[Stored data]
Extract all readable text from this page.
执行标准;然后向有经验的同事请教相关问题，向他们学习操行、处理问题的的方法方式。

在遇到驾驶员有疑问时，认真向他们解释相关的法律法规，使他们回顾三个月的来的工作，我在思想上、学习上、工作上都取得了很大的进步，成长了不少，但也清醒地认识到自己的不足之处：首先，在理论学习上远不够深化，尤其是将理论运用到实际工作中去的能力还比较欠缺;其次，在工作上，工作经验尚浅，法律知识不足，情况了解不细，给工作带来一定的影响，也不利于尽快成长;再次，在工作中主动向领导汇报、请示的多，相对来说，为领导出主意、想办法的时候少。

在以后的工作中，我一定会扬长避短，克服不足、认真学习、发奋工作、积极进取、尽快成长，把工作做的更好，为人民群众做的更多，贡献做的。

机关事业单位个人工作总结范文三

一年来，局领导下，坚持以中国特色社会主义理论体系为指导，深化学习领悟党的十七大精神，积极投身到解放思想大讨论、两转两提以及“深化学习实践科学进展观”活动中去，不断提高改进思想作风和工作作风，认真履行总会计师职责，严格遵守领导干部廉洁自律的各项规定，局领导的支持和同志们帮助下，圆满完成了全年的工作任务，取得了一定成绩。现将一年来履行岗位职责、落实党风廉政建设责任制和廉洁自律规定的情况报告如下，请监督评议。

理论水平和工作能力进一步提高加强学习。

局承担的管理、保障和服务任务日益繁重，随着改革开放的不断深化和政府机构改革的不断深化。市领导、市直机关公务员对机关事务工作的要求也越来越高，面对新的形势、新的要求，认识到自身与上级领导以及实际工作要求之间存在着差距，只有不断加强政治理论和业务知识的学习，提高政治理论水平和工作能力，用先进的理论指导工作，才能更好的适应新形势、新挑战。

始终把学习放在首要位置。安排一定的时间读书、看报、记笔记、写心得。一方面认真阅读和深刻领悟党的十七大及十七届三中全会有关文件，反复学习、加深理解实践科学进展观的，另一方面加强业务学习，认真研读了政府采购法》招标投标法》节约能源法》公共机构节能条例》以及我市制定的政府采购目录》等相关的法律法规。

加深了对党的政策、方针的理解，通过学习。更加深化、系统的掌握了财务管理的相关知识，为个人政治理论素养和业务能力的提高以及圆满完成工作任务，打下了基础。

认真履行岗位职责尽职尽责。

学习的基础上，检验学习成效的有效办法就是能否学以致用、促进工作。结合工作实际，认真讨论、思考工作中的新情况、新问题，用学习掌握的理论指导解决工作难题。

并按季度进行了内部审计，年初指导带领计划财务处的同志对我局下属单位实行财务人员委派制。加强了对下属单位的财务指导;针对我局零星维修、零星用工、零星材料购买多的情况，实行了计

WRITTEN INSTRUCTION: Take the entries above and transcribe them exactly.

RESPONSE TO THE TASK:
Extract all readable text from this page.
执行标准;然后向有经验的同事请教相关问题，向他们学习操行、处理问题的的方法方式。

在遇到驾驶员有疑问时，认真向他们解释相关的法律法规，使他们回顾三个月的来的工作，我在思想上、学习上、工作上都取得了很大的进步，成长了不少，但也清醒地认识到自己的不足之处：首先，在理论学习上远不够深化，尤其是将理论运用到实际工作中去的能力还比较欠缺;其次，在工作上，工作经验尚浅，法律知识不足，情况了解不细，给工作带来一定的影响，也不利于尽快成长;再次，在工作中主动向领导汇报、请示的多，相对来说，为领导出主意、想办法的时候少。

在以后的工作中，我一定会扬长避短，克服不足、认真学习、发奋工作、积极进取、尽快成长，把工作做的更好，为人民群众做的更多，贡献做的。

机关事业单位个人工作总结范文三

一年来，局领导下，坚持以中国特色社会主义理论体系为指导，深化学习领悟党的十七大精神，积极投身到解放思想大讨论、两转两提以及“深化学习实践科学进展观”活动中去，不断提高改进思想作风和工作作风，认真履行总会计师职责，严格遵守领导干部廉洁自律的各项规定，局领导的支持和同志们帮助下，圆满完成了全年的工作任务，取得了一定成绩。现将一年来履行岗位职责、落实党风廉政建设责任制和廉洁自律规定的情况报告如下，请监督评议。

理论水平和工作能力进一步提高加强学习。

局承担的管理、保障和服务任务日益繁重，随着改革开放的不断深化和政府机构改革的不断深化。市领导、市直机关公务员对机关事务工作的要求也越来越高，面对新的形势、新的要求，认识到自身与上级领导以及实际工作要求之间存在着差距，只有不断加强政治理论和业务知识的学习，提高政治理论水平和工作能力，用先进的理论指导工作，才能更好的适应新形势、新挑战。

始终把学习放在首要位置。安排一定的时间读书、看报、记笔记、写心得。一方面认真阅读和深刻领悟党的十七大及十七届三中全会有关文件，反复学习、加深理解实践科学进展观的，另一方面加强业务学习，认真研读了政府采购法》招标投标法》节约能源法》公共机构节能条例》以及我市制定的政府采购目录》等相关的法律法规。

加深了对党的政策、方针的理解，通过学习。更加深化、系统的掌握了财务管理的相关知识，为个人政治理论素养和业务能力的提高以及圆满完成工作任务，打下了基础。

认真履行岗位职责尽职尽责。

学习的基础上，检验学习成效的有效办法就是能否学以致用、促进工作。结合工作实际，认真讨论、思考工作中的新情况、新问题，用学习掌握的理论指导解决工作难题。

并按季度进行了内部审计，年初指导带领计划财务处的同志对我局下属单位实行财务人员委派制。加强了对下属单位的财务指导;针对我局零星维修、零星用工、零星材料购买多的情况，实行了计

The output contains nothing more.